■ Task description
Check each line of the records for "SDTVAR"; collect those that have it.

■ Materials provided
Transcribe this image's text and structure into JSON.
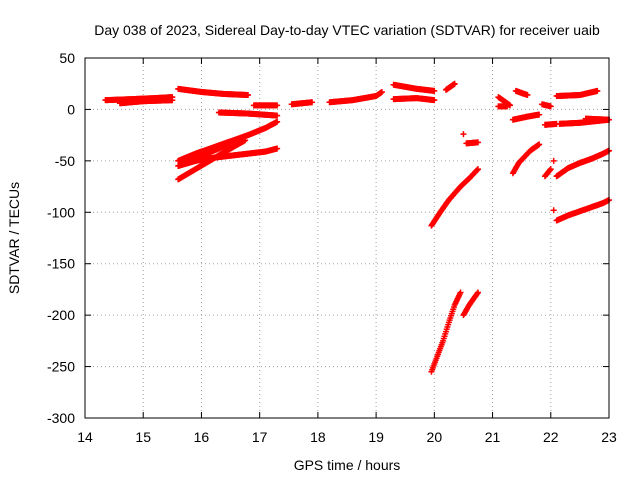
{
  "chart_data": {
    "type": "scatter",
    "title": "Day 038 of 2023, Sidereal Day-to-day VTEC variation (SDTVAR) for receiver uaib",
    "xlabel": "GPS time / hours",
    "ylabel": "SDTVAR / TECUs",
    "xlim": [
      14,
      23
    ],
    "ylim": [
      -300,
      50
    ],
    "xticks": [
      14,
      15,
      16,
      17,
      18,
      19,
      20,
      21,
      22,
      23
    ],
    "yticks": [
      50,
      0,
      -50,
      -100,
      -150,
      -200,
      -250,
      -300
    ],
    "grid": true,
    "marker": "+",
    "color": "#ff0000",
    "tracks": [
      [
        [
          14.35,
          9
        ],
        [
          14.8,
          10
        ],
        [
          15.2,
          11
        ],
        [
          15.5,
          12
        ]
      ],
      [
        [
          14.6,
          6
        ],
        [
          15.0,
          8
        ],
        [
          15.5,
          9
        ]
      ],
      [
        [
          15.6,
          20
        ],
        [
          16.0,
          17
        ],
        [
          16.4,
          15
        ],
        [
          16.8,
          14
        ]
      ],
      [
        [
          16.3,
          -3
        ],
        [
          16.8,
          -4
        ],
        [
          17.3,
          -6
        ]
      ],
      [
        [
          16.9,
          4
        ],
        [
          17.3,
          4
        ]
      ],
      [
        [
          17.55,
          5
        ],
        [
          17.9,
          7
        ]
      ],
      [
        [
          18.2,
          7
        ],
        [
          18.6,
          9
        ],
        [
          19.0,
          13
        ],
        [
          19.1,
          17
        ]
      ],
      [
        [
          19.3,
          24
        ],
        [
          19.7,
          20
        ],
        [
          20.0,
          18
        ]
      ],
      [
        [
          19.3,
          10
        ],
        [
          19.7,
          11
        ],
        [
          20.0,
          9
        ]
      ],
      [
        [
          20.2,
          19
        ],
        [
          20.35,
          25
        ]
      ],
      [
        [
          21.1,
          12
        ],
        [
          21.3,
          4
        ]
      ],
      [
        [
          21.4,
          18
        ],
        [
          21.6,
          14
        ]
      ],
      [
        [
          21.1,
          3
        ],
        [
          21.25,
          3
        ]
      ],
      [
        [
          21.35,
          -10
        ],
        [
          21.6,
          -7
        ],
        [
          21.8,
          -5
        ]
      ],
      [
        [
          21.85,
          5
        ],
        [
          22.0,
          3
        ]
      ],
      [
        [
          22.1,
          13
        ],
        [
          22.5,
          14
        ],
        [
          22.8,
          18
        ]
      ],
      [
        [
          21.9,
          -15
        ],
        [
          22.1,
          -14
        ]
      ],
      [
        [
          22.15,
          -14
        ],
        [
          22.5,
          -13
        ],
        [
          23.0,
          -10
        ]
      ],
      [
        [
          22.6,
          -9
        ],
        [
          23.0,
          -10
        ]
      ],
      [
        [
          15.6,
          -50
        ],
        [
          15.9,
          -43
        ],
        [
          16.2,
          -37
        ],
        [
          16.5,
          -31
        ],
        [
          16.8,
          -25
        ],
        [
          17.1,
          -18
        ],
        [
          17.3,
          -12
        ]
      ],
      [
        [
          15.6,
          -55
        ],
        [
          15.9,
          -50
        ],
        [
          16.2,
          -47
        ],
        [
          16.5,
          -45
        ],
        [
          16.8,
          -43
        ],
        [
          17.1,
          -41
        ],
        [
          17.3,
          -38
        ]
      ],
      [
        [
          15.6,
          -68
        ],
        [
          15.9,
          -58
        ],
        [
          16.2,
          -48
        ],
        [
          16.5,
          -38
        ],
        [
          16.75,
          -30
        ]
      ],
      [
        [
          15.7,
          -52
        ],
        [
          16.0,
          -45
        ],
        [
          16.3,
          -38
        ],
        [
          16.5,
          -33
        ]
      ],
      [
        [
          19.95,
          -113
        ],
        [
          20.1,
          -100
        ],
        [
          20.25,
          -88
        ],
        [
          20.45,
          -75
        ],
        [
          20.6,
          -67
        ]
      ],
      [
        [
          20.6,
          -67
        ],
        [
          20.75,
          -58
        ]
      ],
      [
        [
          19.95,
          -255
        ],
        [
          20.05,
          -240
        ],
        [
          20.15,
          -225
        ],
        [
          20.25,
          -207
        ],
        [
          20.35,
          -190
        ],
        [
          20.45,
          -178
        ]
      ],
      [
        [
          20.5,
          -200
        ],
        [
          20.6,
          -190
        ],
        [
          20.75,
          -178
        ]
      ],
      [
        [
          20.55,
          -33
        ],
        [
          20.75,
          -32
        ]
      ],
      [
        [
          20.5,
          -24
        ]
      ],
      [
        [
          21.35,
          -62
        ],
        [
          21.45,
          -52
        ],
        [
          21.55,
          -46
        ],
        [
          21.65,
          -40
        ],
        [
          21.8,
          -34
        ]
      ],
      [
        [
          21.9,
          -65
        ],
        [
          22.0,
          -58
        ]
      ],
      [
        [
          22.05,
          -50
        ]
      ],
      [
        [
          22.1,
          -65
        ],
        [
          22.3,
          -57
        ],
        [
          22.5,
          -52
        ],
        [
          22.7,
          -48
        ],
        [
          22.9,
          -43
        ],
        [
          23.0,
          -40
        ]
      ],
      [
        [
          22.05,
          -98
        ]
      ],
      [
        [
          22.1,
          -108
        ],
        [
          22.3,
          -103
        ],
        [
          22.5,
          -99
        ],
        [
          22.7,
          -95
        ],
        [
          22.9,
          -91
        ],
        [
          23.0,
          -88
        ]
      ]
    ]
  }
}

■ Final result
    "title": "Day 038 of 2023, Sidereal Day-to-day VTEC variation (SDTVAR) for receiver uaib",
    "ylabel": "SDTVAR / TECUs",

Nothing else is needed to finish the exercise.